▸ GOAL: Print the entries in full, word for word, but not the pictures.

====

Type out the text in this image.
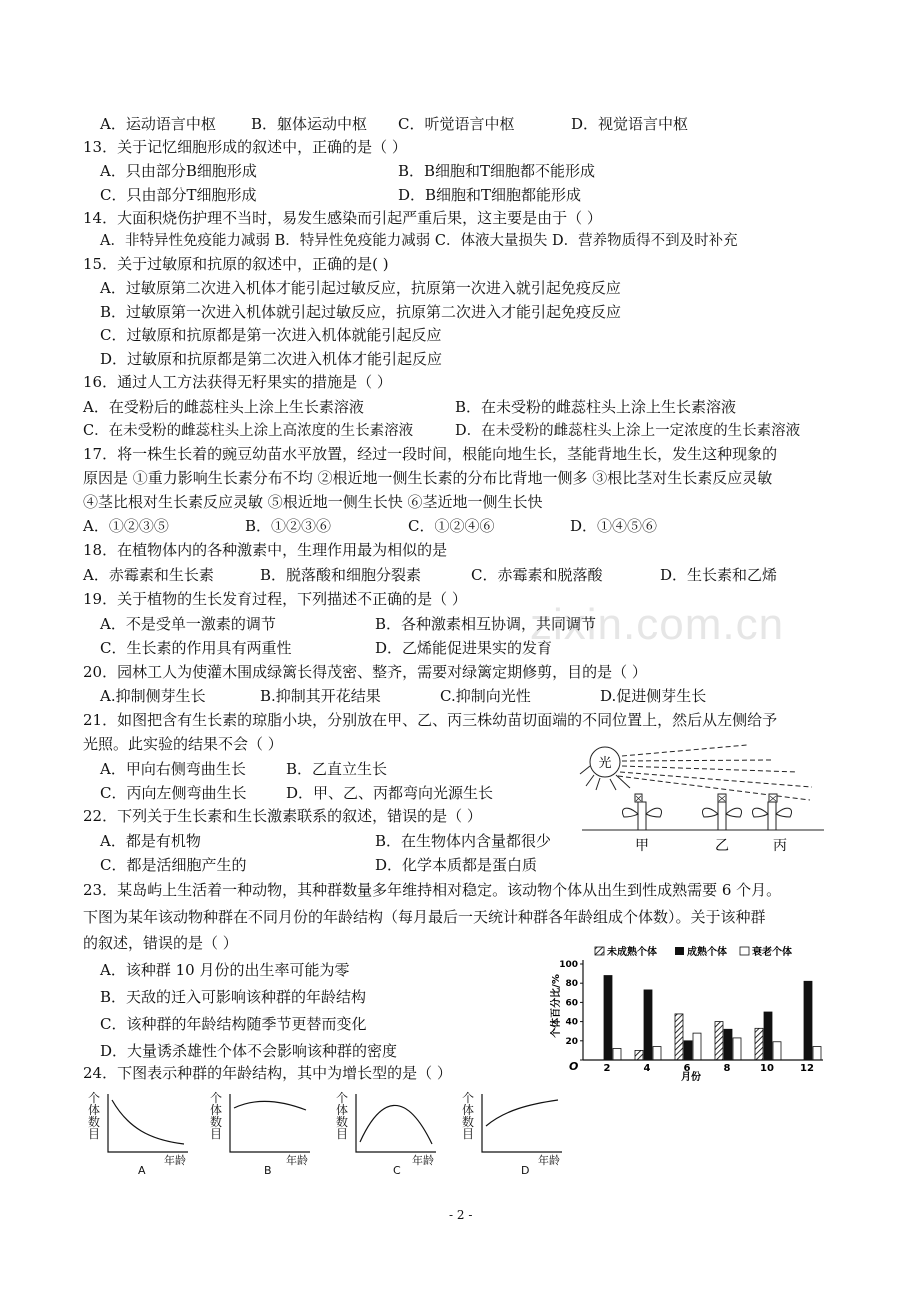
A．运动语言中枢 B．躯体运动中枢 C．听觉语言中枢	D．视觉语言中枢
13．关于记忆细胞形成的叙述中，正确的是（ ）
A．只由部分B细胞形成	B．B细胞和T细胞都不能形成
C．只由部分T细胞形成	D．B细胞和T细胞都能形成
14．大面积烧伤护理不当时，易发生感染而引起严重后果，这主要是由于（ ）
A．非特异性免疫能力减弱 B．特异性免疫能力减弱 C．体液大量损失 D．营养物质得不到及时补充
15．关于过敏原和抗原的叙述中，正确的是( )
A．过敏原第二次进入机体才能引起过敏反应，抗原第一次进入就引起免疫反应
B．过敏原第一次进入机体就引起过敏反应，抗原第二次进入才能引起免疫反应
C．过敏原和抗原都是第一次进入机体就能引起反应
D．过敏原和抗原都是第二次进入机体才能引起反应
16．通过人工方法获得无籽果实的措施是（ ）
A．在受粉后的雌蕊柱头上涂上生长素溶液	B．在未受粉的雌蕊柱头上涂上生长素溶液
C．在未受粉的雌蕊柱头上涂上高浓度的生长素溶液	D．在未受粉的雌蕊柱头上涂上一定浓度的生长素溶液
17．将一株生长着的豌豆幼苗水平放置，经过一段时间，根能向地生长，茎能背地生长，发生这种现象的
原因是 ①重力影响生长素分布不均 ②根近地一侧生长素的分布比背地一侧多 ③根比茎对生长素反应灵敏
④茎比根对生长素反应灵敏 ⑤根近地一侧生长快 ⑥茎近地一侧生长快
A．①②③⑤	B．①②③⑥	C．①②④⑥	D．①④⑤⑥
18．在植物体内的各种激素中，生理作用最为相似的是
A．赤霉素和生长素	B．脱落酸和细胞分裂素	C．赤霉素和脱落酸	D．生长素和乙烯
zixin.com.cn
19．关于植物的生长发育过程，下列描述不正确的是（ ）
A．不是受单一激素的调节	B．各种激素相互协调，共同调节
C．生长素的作用具有两重性	D．乙烯能促进果实的发育
20．园林工人为使灌木围成绿篱长得茂密、整齐，需要对绿篱定期修剪，目的是（ ）
A.抑制侧芽生长	B.抑制其开花结果	C.抑制向光性	D.促进侧芽生长
21．如图把含有生长素的琼脂小块，分别放在甲、乙、丙三株幼苗切面端的不同位置上，然后从左侧给予
光照。此实验的结果不会（ ）
A．甲向右侧弯曲生长	B．乙直立生长
C．丙向左侧弯曲生长	D．甲、乙、丙都弯向光源生长
光
甲	乙	丙
22．下列关于生长素和生长激素联系的叙述，错误的是（ ）
A．都是有机物	B．在生物体内含量都很少
C．都是活细胞产生的	D．化学本质都是蛋白质
23．某岛屿上生活着一种动物，其种群数量多年维持相对稳定。该动物个体从出生到性成熟需要 6 个月。
下图为某年该动物种群在不同月份的年龄结构（每月最后一天统计种群各年龄组成个体数）。关于该种群
的叙述，错误的是（ ）
A．该种群 10 月份的出生率可能为零
B．天敌的迁入可影响该种群的年龄结构
C．该种群的年龄结构随季节更替而变化
D．大量诱杀雄性个体不会影响该种群的密度
未成熟个体	成熟个体	衰老个体
个体百分比/%
O
月份
20
40
60
80
100
2	4	6	8	10	12
24．下图表示种群的年龄结构，其中为增长型的是（ ）
个体数目
个体数目
个体数目
个体数目
年龄	年龄	年龄	年龄
A	B	C	D
- 2 -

====

▸ OUTPUT OF THE EXERCISE:
Type out the text in this image.
A．运动语言中枢 B．躯体运动中枢 C．听觉语言中枢	D．视觉语言中枢
13．关于记忆细胞形成的叙述中，正确的是（ ）
A．只由部分B细胞形成	B．B细胞和T细胞都不能形成
C．只由部分T细胞形成	D．B细胞和T细胞都能形成
14．大面积烧伤护理不当时，易发生感染而引起严重后果，这主要是由于（ ）
A．非特异性免疫能力减弱 B．特异性免疫能力减弱 C．体液大量损失 D．营养物质得不到及时补充
15．关于过敏原和抗原的叙述中，正确的是( )
A．过敏原第二次进入机体才能引起过敏反应，抗原第一次进入就引起免疫反应
B．过敏原第一次进入机体就引起过敏反应，抗原第二次进入才能引起免疫反应
C．过敏原和抗原都是第一次进入机体就能引起反应
D．过敏原和抗原都是第二次进入机体才能引起反应
16．通过人工方法获得无籽果实的措施是（ ）
A．在受粉后的雌蕊柱头上涂上生长素溶液	B．在未受粉的雌蕊柱头上涂上生长素溶液
C．在未受粉的雌蕊柱头上涂上高浓度的生长素溶液	D．在未受粉的雌蕊柱头上涂上一定浓度的生长素溶液
17．将一株生长着的豌豆幼苗水平放置，经过一段时间，根能向地生长，茎能背地生长，发生这种现象的
原因是 ①重力影响生长素分布不均 ②根近地一侧生长素的分布比背地一侧多 ③根比茎对生长素反应灵敏
④茎比根对生长素反应灵敏 ⑤根近地一侧生长快 ⑥茎近地一侧生长快
A．①②③⑤	B．①②③⑥	C．①②④⑥	D．①④⑤⑥
18．在植物体内的各种激素中，生理作用最为相似的是
A．赤霉素和生长素	B．脱落酸和细胞分裂素	C．赤霉素和脱落酸	D．生长素和乙烯
zixin.com.cn
19．关于植物的生长发育过程，下列描述不正确的是（ ）
A．不是受单一激素的调节	B．各种激素相互协调，共同调节
C．生长素的作用具有两重性	D．乙烯能促进果实的发育
20．园林工人为使灌木围成绿篱长得茂密、整齐，需要对绿篱定期修剪，目的是（ ）
A.抑制侧芽生长	B.抑制其开花结果	C.抑制向光性	D.促进侧芽生长
21．如图把含有生长素的琼脂小块，分别放在甲、乙、丙三株幼苗切面端的不同位置上，然后从左侧给予
光照。此实验的结果不会（ ）
A．甲向右侧弯曲生长	B．乙直立生长
C．丙向左侧弯曲生长	D．甲、乙、丙都弯向光源生长
光
甲	乙	丙
22．下列关于生长素和生长激素联系的叙述，错误的是（ ）
A．都是有机物	B．在生物体内含量都很少
C．都是活细胞产生的	D．化学本质都是蛋白质
23．某岛屿上生活着一种动物，其种群数量多年维持相对稳定。该动物个体从出生到性成熟需要 6 个月。
下图为某年该动物种群在不同月份的年龄结构（每月最后一天统计种群各年龄组成个体数）。关于该种群
的叙述，错误的是（ ）
A．该种群 10 月份的出生率可能为零
B．天敌的迁入可影响该种群的年龄结构
C．该种群的年龄结构随季节更替而变化
D．大量诱杀雄性个体不会影响该种群的密度
未成熟个体	成熟个体	衰老个体
个体百分比/%
O
月份
20
40
60
80
100
2	4	6	8	10	12
24．下图表示种群的年龄结构，其中为增长型的是（ ）
个体数目
个体数目
个体数目
个体数目
年龄	年龄	年龄	年龄
A	B	C	D
- 2 -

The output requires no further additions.